GOAL>
Look through the records that follow. Copy every line containing the word "ἐντὸς".

====

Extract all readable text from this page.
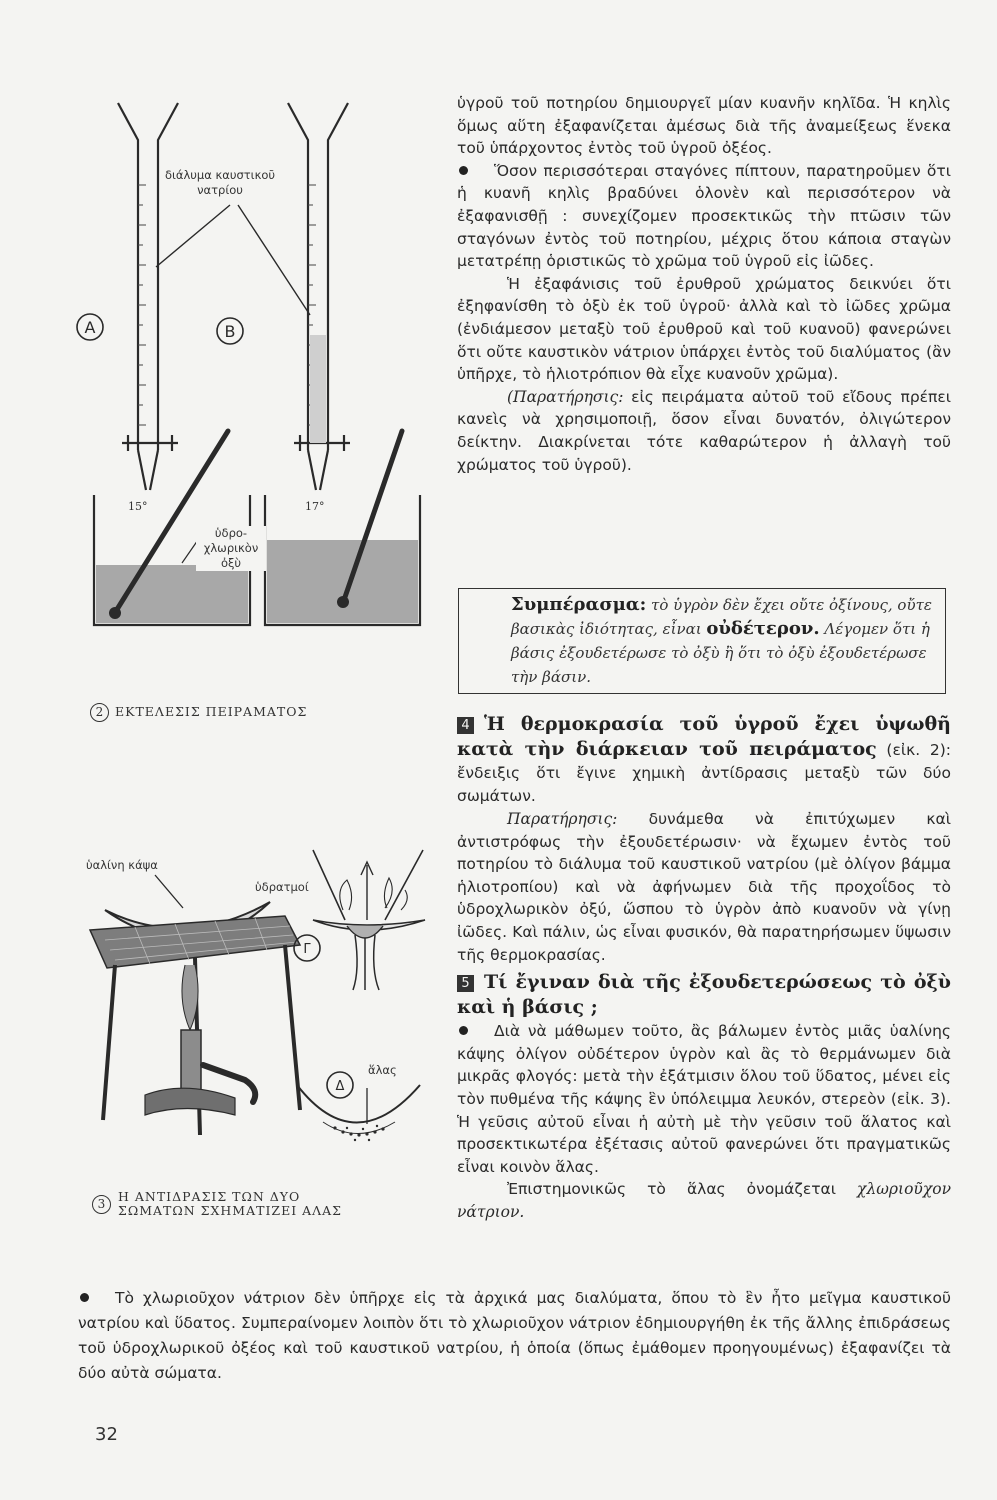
A	B
διάλυμα καυστικοῦ
νατρίου
15°	17°
ὑδρο-
χλωρικὸν
ὀξὺ
2 ΕΚΤΕΛΕΣΙΣ ΠΕΙΡΑΜΑΤΟΣ
Γ
Δ
ὑαλίνη κάψα
ὑδρατμοί
ἅλας
3	Η ΑΝΤΙΔΡΑΣΙΣ ΤΩΝ ΔΥΟ
ΣΩΜΑΤΩΝ ΣΧΗΜΑΤΙΖΕΙ ΑΛΑΣ

ὑγροῦ τοῦ ποτηρίου δημιουργεῖ μίαν κυανῆν κηλῖδα. Ἡ κηλὶς ὅμως αὕτη ἐξαφανίζεται ἀμέσως διὰ τῆς ἀναμείξεως ἕνεκα τοῦ ὑπάρχοντος ἐντὸς τοῦ ὑγροῦ ὀξέος.

Ὅσον περισσότεραι σταγόνες πίπτουν, παρατηροῦμεν ὅτι ἡ κυανῆ κηλὶς βραδύνει ὁλονὲν καὶ περισσότερον νὰ ἐξαφανισθῇ : συνεχίζομεν προσεκτικῶς τὴν πτῶσιν τῶν σταγόνων ἐντὸς τοῦ ποτηρίου, μέχρις ὅτου κάποια σταγὼν μετατρέπῃ ὁριστικῶς τὸ χρῶμα τοῦ ὑγροῦ εἰς ἰῶδες.

Ἡ ἐξαφάνισις τοῦ ἐρυθροῦ χρώματος δεικνύει ὅτι ἐξηφανίσθη τὸ ὀξὺ ἐκ τοῦ ὑγροῦ· ἀλλὰ καὶ τὸ ἰῶδες χρῶμα (ἐνδιάμεσον μεταξὺ τοῦ ἐρυθροῦ καὶ τοῦ κυανοῦ) φανερώνει ὅτι οὔτε καυστικὸν νάτριον ὑπάρχει ἐντὸς τοῦ διαλύματος (ἂν ὑπῆρχε, τὸ ἡλιοτρόπιον θὰ εἶχε κυανοῦν χρῶμα).

(Παρατήρησις: εἰς πειράματα αὐτοῦ τοῦ εἴδους πρέπει κανεὶς νὰ χρησιμοποιῇ, ὅσον εἶναι δυνατόν, ὀλιγώτερον δείκτην. Διακρίνεται τότε καθαρώτερον ἡ ἀλλαγὴ τοῦ χρώματος τοῦ ὑγροῦ).

Συμπέρασμα: τὸ ὑγρὸν δὲν ἔχει οὔτε ὀξίνους, οὔτε βασικὰς ἰδιότητας, εἶναι οὐδέτερον. Λέγομεν ὅτι ἡ βάσις ἐξουδετέρωσε τὸ ὀξὺ ἢ ὅτι τὸ ὀξὺ ἐξουδετέρωσε τὴν βάσιν.

4 Ἡ θερμοκρασία τοῦ ὑγροῦ ἔχει ὑψωθῆ κατὰ τὴν διάρκειαν τοῦ πειράματος (εἰκ. 2): ἔνδειξις ὅτι ἔγινε χημικὴ ἀντίδρασις μεταξὺ τῶν δύο σωμάτων.

Παρατήρησις: δυνάμεθα νὰ ἐπιτύχωμεν καὶ ἀντιστρόφως τὴν ἐξουδετέρωσιν· νὰ ἔχωμεν ἐντὸς τοῦ ποτηρίου τὸ διάλυμα τοῦ καυστικοῦ νατρίου (μὲ ὀλίγον βάμμα ἡλιοτροπίου) καὶ νὰ ἀφήνωμεν διὰ τῆς προχοΐδος τὸ ὑδροχλωρικὸν ὀξύ, ὥσπου τὸ ὑγρὸν ἀπὸ κυανοῦν νὰ γίνῃ ἰῶδες. Καὶ πάλιν, ὡς εἶναι φυσικόν, θὰ παρατηρήσωμεν ὕψωσιν τῆς θερμοκρασίας.

5 Τί ἔγιναν διὰ τῆς ἐξουδετερώσεως τὸ ὀξὺ καὶ ἡ βάσις ;

Διὰ νὰ μάθωμεν τοῦτο, ἂς βάλωμεν ἐντὸς μιᾶς ὑαλίνης κάψης ὀλίγον οὐδέτερον ὑγρὸν καὶ ἂς τὸ θερμάνωμεν διὰ μικρᾶς φλογός: μετὰ τὴν ἐξάτμισιν ὅλου τοῦ ὕδατος, μένει εἰς τὸν πυθμένα τῆς κάψης ἓν ὑπόλειμμα λευκόν, στερεὸν (εἰκ. 3). Ἡ γεῦσις αὐτοῦ εἶναι ἡ αὐτὴ μὲ τὴν γεῦσιν τοῦ ἅλατος καὶ προσεκτικωτέρα ἐξέτασις αὐτοῦ φανερώνει ὅτι πραγματικῶς εἶναι κοινὸν ἅλας.

Ἐπιστημονικῶς τὸ ἅλας ὀνομάζεται χλωριοῦχον νάτριον.

Τὸ χλωριοῦχον νάτριον δὲν ὑπῆρχε εἰς τὰ ἀρχικά μας διαλύματα, ὅπου τὸ ἓν ἦτο μεῖγμα καυστικοῦ νατρίου καὶ ὕδατος. Συμπεραίνομεν λοιπὸν ὅτι τὸ χλωριοῦχον νάτριον ἐδημιουργήθη ἐκ τῆς ἄλλης ἐπιδράσεως τοῦ ὑδροχλωρικοῦ ὀξέος καὶ τοῦ καυστικοῦ νατρίου, ἡ ὁποία (ὅπως ἐμάθομεν προηγουμένως) ἐξαφανίζει τὰ δύο αὐτὰ σώματα.

32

====

EXERCISE SOLUTION>
ὑγροῦ τοῦ ποτηρίου δημιουργεῖ μίαν κυανῆν κηλῖδα. Ἡ κηλὶς ὅμως αὕτη ἐξαφανίζεται ἀμέσως διὰ τῆς ἀναμείξεως ἕνεκα τοῦ ὑπάρχοντος ἐντὸς τοῦ ὑγροῦ ὀξέος.
Ὅσον περισσότεραι σταγόνες πίπτουν, παρατηροῦμεν ὅτι ἡ κυανῆ κηλὶς βραδύνει ὁλονὲν καὶ περισσότερον νὰ ἐξαφανισθῇ : συνεχίζομεν προσεκτικῶς τὴν πτῶσιν τῶν σταγόνων ἐντὸς τοῦ ποτηρίου, μέχρις ὅτου κάποια σταγὼν μετατρέπῃ ὁριστικῶς τὸ χρῶμα τοῦ ὑγροῦ εἰς ἰῶδες.
Ἡ ἐξαφάνισις τοῦ ἐρυθροῦ χρώματος δεικνύει ὅτι ἐξηφανίσθη τὸ ὀξὺ ἐκ τοῦ ὑγροῦ· ἀλλὰ καὶ τὸ ἰῶδες χρῶμα (ἐνδιάμεσον μεταξὺ τοῦ ἐρυθροῦ καὶ τοῦ κυανοῦ) φανερώνει ὅτι οὔτε καυστικὸν νάτριον ὑπάρχει ἐντὸς τοῦ διαλύματος (ἂν ὑπῆρχε, τὸ ἡλιοτρόπιον θὰ εἶχε κυανοῦν χρῶμα).
Παρατήρησις: δυνάμεθα νὰ ἐπιτύχωμεν καὶ ἀντιστρόφως τὴν ἐξουδετέρωσιν· νὰ ἔχωμεν ἐντὸς τοῦ ποτηρίου τὸ διάλυμα τοῦ καυστικοῦ νατρίου (μὲ ὀλίγον βάμμα ἡλιοτροπίου) καὶ νὰ ἀφήνωμεν διὰ τῆς προχοΐδος τὸ ὑδροχλωρικὸν ὀξύ, ὥσπου τὸ ὑγρὸν ἀπὸ κυανοῦν νὰ γίνῃ ἰῶδες. Καὶ πάλιν, ὡς εἶναι φυσικόν, θὰ παρατηρήσωμεν ὕψωσιν τῆς θερμοκρασίας.
Διὰ νὰ μάθωμεν τοῦτο, ἂς βάλωμεν ἐντὸς μιᾶς ὑαλίνης κάψης ὀλίγον οὐδέτερον ὑγρὸν καὶ ἂς τὸ θερμάνωμεν διὰ μικρᾶς φλογός: μετὰ τὴν ἐξάτμισιν ὅλου τοῦ ὕδατος, μένει εἰς τὸν πυθμένα τῆς κάψης ἓν ὑπόλειμμα λευκόν, στερεὸν (εἰκ. 3). Ἡ γεῦσις αὐτοῦ εἶναι ἡ αὐτὴ μὲ τὴν γεῦσιν τοῦ ἅλατος καὶ προσεκτικωτέρα ἐξέτασις αὐτοῦ φανερώνει ὅτι πραγματικῶς εἶναι κοινὸν ἅλας.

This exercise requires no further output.